[Dataset entries]
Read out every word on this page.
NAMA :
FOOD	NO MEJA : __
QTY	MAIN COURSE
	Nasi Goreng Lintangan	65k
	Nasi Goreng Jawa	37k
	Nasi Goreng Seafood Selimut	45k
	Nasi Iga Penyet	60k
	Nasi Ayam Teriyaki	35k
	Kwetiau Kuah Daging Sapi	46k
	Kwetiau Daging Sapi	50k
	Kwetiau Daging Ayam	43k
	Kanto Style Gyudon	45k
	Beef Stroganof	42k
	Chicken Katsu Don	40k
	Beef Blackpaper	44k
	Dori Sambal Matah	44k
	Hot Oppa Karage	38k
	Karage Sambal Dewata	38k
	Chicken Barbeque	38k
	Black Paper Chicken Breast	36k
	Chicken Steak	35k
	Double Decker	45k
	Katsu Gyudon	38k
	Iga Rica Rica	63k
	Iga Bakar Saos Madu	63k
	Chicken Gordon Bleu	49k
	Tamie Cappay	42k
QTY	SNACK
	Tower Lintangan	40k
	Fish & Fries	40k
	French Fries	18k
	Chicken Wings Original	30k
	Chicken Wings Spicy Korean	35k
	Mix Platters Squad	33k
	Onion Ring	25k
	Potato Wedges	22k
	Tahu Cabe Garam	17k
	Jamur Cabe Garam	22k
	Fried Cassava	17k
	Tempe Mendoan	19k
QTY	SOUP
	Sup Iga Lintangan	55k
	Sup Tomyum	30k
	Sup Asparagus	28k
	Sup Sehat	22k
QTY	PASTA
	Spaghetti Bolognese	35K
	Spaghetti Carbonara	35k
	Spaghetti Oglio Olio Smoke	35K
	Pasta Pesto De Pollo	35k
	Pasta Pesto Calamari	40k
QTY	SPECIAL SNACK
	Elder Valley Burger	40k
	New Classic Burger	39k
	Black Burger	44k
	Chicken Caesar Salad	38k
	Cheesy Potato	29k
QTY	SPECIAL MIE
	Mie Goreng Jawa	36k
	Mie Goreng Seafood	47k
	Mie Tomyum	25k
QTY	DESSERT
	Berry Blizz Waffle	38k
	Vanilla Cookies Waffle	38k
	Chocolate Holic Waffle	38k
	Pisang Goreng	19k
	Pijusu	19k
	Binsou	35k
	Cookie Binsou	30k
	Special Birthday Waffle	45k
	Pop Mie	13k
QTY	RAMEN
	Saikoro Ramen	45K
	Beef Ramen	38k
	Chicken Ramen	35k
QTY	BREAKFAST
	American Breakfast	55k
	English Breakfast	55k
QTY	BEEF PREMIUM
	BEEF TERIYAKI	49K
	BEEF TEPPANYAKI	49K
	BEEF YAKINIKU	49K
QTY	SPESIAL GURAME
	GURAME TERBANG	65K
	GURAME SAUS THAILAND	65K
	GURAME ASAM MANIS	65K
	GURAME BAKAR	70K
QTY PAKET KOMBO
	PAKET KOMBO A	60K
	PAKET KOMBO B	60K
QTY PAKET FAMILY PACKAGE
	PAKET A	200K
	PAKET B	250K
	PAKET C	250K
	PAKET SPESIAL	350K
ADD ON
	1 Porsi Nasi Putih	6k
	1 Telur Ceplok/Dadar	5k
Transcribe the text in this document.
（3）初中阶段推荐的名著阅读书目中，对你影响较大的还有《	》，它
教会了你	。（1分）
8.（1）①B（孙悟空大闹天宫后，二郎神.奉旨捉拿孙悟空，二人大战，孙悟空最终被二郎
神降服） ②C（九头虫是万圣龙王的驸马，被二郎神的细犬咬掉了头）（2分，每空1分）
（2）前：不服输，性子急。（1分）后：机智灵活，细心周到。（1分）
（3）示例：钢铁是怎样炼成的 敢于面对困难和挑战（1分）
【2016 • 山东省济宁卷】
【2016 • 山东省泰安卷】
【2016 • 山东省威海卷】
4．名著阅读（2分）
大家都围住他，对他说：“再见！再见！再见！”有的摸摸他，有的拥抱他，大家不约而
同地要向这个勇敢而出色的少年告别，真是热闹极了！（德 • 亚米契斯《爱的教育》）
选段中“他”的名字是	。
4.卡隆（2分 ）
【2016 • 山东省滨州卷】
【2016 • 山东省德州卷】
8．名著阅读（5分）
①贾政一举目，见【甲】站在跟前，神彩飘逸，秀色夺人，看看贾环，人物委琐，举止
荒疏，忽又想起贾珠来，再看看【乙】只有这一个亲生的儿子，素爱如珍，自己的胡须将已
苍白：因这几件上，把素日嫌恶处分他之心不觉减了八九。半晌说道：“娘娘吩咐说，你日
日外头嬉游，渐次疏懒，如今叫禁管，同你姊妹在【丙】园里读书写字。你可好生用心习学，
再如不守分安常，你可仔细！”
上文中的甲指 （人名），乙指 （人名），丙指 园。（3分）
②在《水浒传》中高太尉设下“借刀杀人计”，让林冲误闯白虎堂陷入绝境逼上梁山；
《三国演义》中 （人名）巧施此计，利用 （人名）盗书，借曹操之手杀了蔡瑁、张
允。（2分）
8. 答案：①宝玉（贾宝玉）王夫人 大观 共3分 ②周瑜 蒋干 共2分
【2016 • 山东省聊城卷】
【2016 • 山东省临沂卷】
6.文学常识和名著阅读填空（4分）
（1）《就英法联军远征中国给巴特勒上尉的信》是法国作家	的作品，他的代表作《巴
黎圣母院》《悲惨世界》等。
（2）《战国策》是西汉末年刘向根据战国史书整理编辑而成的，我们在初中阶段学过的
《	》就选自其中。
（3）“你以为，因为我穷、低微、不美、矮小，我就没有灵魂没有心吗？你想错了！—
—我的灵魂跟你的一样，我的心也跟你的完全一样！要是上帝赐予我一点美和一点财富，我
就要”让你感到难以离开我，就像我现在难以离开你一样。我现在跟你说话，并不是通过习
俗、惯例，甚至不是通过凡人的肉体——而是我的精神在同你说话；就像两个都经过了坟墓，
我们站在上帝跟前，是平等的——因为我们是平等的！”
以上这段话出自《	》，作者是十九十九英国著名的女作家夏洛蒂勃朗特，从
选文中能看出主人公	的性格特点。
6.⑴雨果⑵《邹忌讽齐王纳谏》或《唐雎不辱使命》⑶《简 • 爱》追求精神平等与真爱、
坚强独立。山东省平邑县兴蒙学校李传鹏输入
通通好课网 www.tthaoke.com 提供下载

→ **GOAL**
Would you reproduce the material above in full, exactly as given?

→ **SOLUTION FOR THIS PROBLEM**
Read out every word on this page.
NAMA :
FOOD	NO MEJA : __
QTY	MAIN COURSE
	Nasi Goreng Lintangan	65k
	Nasi Goreng Jawa	37k
	Nasi Goreng Seafood Selimut	45k
	Nasi Iga Penyet	60k
	Nasi Ayam Teriyaki	35k
	Kwetiau Kuah Daging Sapi	46k
	Kwetiau Daging Sapi	50k
	Kwetiau Daging Ayam	43k
	Kanto Style Gyudon	45k
	Beef Stroganof	42k
	Chicken Katsu Don	40k
	Beef Blackpaper	44k
	Dori Sambal Matah	44k
	Hot Oppa Karage	38k
	Karage Sambal Dewata	38k
	Chicken Barbeque	38k
	Black Paper Chicken Breast	36k
	Chicken Steak	35k
	Double Decker	45k
	Katsu Gyudon	38k
	Iga Rica Rica	63k
	Iga Bakar Saos Madu	63k
	Chicken Gordon Bleu	49k
	Tamie Cappay	42k
QTY	SNACK
	Tower Lintangan	40k
	Fish & Fries	40k
	French Fries	18k
	Chicken Wings Original	30k
	Chicken Wings Spicy Korean	35k
	Mix Platters Squad	33k
	Onion Ring	25k
	Potato Wedges	22k
	Tahu Cabe Garam	17k
	Jamur Cabe Garam	22k
	Fried Cassava	17k
	Tempe Mendoan	19k
QTY	SOUP
	Sup Iga Lintangan	55k
	Sup Tomyum	30k
	Sup Asparagus	28k
	Sup Sehat	22k
QTY	PASTA
	Spaghetti Bolognese	35K
	Spaghetti Carbonara	35k
	Spaghetti Oglio Olio Smoke	35K
	Pasta Pesto De Pollo	35k
	Pasta Pesto Calamari	40k
QTY	SPECIAL SNACK
	Elder Valley Burger	40k
	New Classic Burger	39k
	Black Burger	44k
	Chicken Caesar Salad	38k
	Cheesy Potato	29k
QTY	SPECIAL MIE
	Mie Goreng Jawa	36k
	Mie Goreng Seafood	47k
	Mie Tomyum	25k
QTY	DESSERT
	Berry Blizz Waffle	38k
	Vanilla Cookies Waffle	38k
	Chocolate Holic Waffle	38k
	Pisang Goreng	19k
	Pijusu	19k
	Binsou	35k
	Cookie Binsou	30k
	Special Birthday Waffle	45k
	Pop Mie	13k
QTY	RAMEN
	Saikoro Ramen	45K
	Beef Ramen	38k
	Chicken Ramen	35k
QTY	BREAKFAST
	American Breakfast	55k
	English Breakfast	55k
QTY	BEEF PREMIUM
	BEEF TERIYAKI	49K
	BEEF TEPPANYAKI	49K
	BEEF YAKINIKU	49K
QTY	SPESIAL GURAME
	GURAME TERBANG	65K
	GURAME SAUS THAILAND	65K
	GURAME ASAM MANIS	65K
	GURAME BAKAR	70K
QTY PAKET KOMBO
	PAKET KOMBO A	60K
	PAKET KOMBO B	60K
QTY PAKET FAMILY PACKAGE
	PAKET A	200K
	PAKET B	250K
	PAKET C	250K
	PAKET SPESIAL	350K
ADD ON
	1 Porsi Nasi Putih	6k
	1 Telur Ceplok/Dadar	5k
Transcribe the text in this document.
（3）初中阶段推荐的名著阅读书目中，对你影响较大的还有《	》，它
教会了你	。（1分）
8.（1）①B（孙悟空大闹天宫后，二郎神.奉旨捉拿孙悟空，二人大战，孙悟空最终被二郎
神降服） ②C（九头虫是万圣龙王的驸马，被二郎神的细犬咬掉了头）（2分，每空1分）
（2）前：不服输，性子急。（1分）后：机智灵活，细心周到。（1分）
（3）示例：钢铁是怎样炼成的 敢于面对困难和挑战（1分）
【2016 • 山东省济宁卷】
【2016 • 山东省泰安卷】
【2016 • 山东省威海卷】
4．名著阅读（2分）
大家都围住他，对他说：“再见！再见！再见！”有的摸摸他，有的拥抱他，大家不约而
同地要向这个勇敢而出色的少年告别，真是热闹极了！（德 • 亚米契斯《爱的教育》）
选段中“他”的名字是	。
4.卡隆（2分 ）
【2016 • 山东省滨州卷】
【2016 • 山东省德州卷】
8．名著阅读（5分）
①贾政一举目，见【甲】站在跟前，神彩飘逸，秀色夺人，看看贾环，人物委琐，举止
荒疏，忽又想起贾珠来，再看看【乙】只有这一个亲生的儿子，素爱如珍，自己的胡须将已
苍白：因这几件上，把素日嫌恶处分他之心不觉减了八九。半晌说道：“娘娘吩咐说，你日
日外头嬉游，渐次疏懒，如今叫禁管，同你姊妹在【丙】园里读书写字。你可好生用心习学，
再如不守分安常，你可仔细！”
上文中的甲指 （人名），乙指 （人名），丙指 园。（3分）
②在《水浒传》中高太尉设下“借刀杀人计”，让林冲误闯白虎堂陷入绝境逼上梁山；
《三国演义》中 （人名）巧施此计，利用 （人名）盗书，借曹操之手杀了蔡瑁、张
允。（2分）
8. 答案：①宝玉（贾宝玉）王夫人 大观 共3分 ②周瑜 蒋干 共2分
【2016 • 山东省聊城卷】
【2016 • 山东省临沂卷】
6.文学常识和名著阅读填空（4分）
（1）《就英法联军远征中国给巴特勒上尉的信》是法国作家	的作品，他的代表作《巴
黎圣母院》《悲惨世界》等。
（2）《战国策》是西汉末年刘向根据战国史书整理编辑而成的，我们在初中阶段学过的
《	》就选自其中。
（3）“你以为，因为我穷、低微、不美、矮小，我就没有灵魂没有心吗？你想错了！—
—我的灵魂跟你的一样，我的心也跟你的完全一样！要是上帝赐予我一点美和一点财富，我
就要”让你感到难以离开我，就像我现在难以离开你一样。我现在跟你说话，并不是通过习
俗、惯例，甚至不是通过凡人的肉体——而是我的精神在同你说话；就像两个都经过了坟墓，
我们站在上帝跟前，是平等的——因为我们是平等的！”
以上这段话出自《	》，作者是十九十九英国著名的女作家夏洛蒂勃朗特，从
选文中能看出主人公	的性格特点。
6.⑴雨果⑵《邹忌讽齐王纳谏》或《唐雎不辱使命》⑶《简 • 爱》追求精神平等与真爱、
坚强独立。山东省平邑县兴蒙学校李传鹏输入
通通好课网 www.tthaoke.com 提供下载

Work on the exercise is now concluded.